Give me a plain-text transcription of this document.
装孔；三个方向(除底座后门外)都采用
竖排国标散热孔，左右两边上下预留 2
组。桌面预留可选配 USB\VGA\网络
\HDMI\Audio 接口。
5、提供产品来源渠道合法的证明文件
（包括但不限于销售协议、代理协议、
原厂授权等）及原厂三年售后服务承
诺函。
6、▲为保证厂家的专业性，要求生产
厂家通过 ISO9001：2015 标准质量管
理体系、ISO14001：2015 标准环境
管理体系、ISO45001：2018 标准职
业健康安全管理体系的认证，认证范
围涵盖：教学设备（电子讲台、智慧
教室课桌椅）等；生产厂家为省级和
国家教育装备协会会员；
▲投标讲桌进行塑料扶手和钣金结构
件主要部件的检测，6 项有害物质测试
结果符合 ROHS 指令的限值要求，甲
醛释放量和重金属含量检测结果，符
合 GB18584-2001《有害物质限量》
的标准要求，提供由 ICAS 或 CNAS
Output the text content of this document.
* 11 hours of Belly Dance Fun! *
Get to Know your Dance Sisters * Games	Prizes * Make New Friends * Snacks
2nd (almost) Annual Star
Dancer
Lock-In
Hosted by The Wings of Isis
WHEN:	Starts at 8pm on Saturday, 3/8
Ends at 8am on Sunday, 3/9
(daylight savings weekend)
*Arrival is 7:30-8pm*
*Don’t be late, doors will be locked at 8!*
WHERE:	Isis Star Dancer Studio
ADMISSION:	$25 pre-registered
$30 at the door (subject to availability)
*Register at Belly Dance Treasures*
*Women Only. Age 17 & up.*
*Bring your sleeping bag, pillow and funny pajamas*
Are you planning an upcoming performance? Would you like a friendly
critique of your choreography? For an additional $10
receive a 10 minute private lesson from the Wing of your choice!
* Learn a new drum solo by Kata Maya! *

################

> What is expected:
Exactly as written, please output every entry.

> Expected answer:
Give me a plain-text transcription of this document.
装孔；三个方向(除底座后门外)都采用
竖排国标散热孔，左右两边上下预留 2
组。桌面预留可选配 USB\VGA\网络
\HDMI\Audio 接口。
5、提供产品来源渠道合法的证明文件
（包括但不限于销售协议、代理协议、
原厂授权等）及原厂三年售后服务承
诺函。
6、▲为保证厂家的专业性，要求生产
厂家通过 ISO9001：2015 标准质量管
理体系、ISO14001：2015 标准环境
管理体系、ISO45001：2018 标准职
业健康安全管理体系的认证，认证范
围涵盖：教学设备（电子讲台、智慧
教室课桌椅）等；生产厂家为省级和
国家教育装备协会会员；
▲投标讲桌进行塑料扶手和钣金结构
件主要部件的检测，6 项有害物质测试
结果符合 ROHS 指令的限值要求，甲
醛释放量和重金属含量检测结果，符
合 GB18584-2001《有害物质限量》
的标准要求，提供由 ICAS 或 CNAS
Output the text content of this document.
* 11 hours of Belly Dance Fun! *
Get to Know your Dance Sisters * Games	Prizes * Make New Friends * Snacks
2nd (almost) Annual Star
Dancer
Lock-In
Hosted by The Wings of Isis
WHEN:	Starts at 8pm on Saturday, 3/8
Ends at 8am on Sunday, 3/9
(daylight savings weekend)
*Arrival is 7:30-8pm*
*Don’t be late, doors will be locked at 8!*
WHERE:	Isis Star Dancer Studio
ADMISSION:	$25 pre-registered
$30 at the door (subject to availability)
*Register at Belly Dance Treasures*
*Women Only. Age 17 & up.*
*Bring your sleeping bag, pillow and funny pajamas*
Are you planning an upcoming performance? Would you like a friendly
critique of your choreography? For an additional $10
receive a 10 minute private lesson from the Wing of your choice!
* Learn a new drum solo by Kata Maya! *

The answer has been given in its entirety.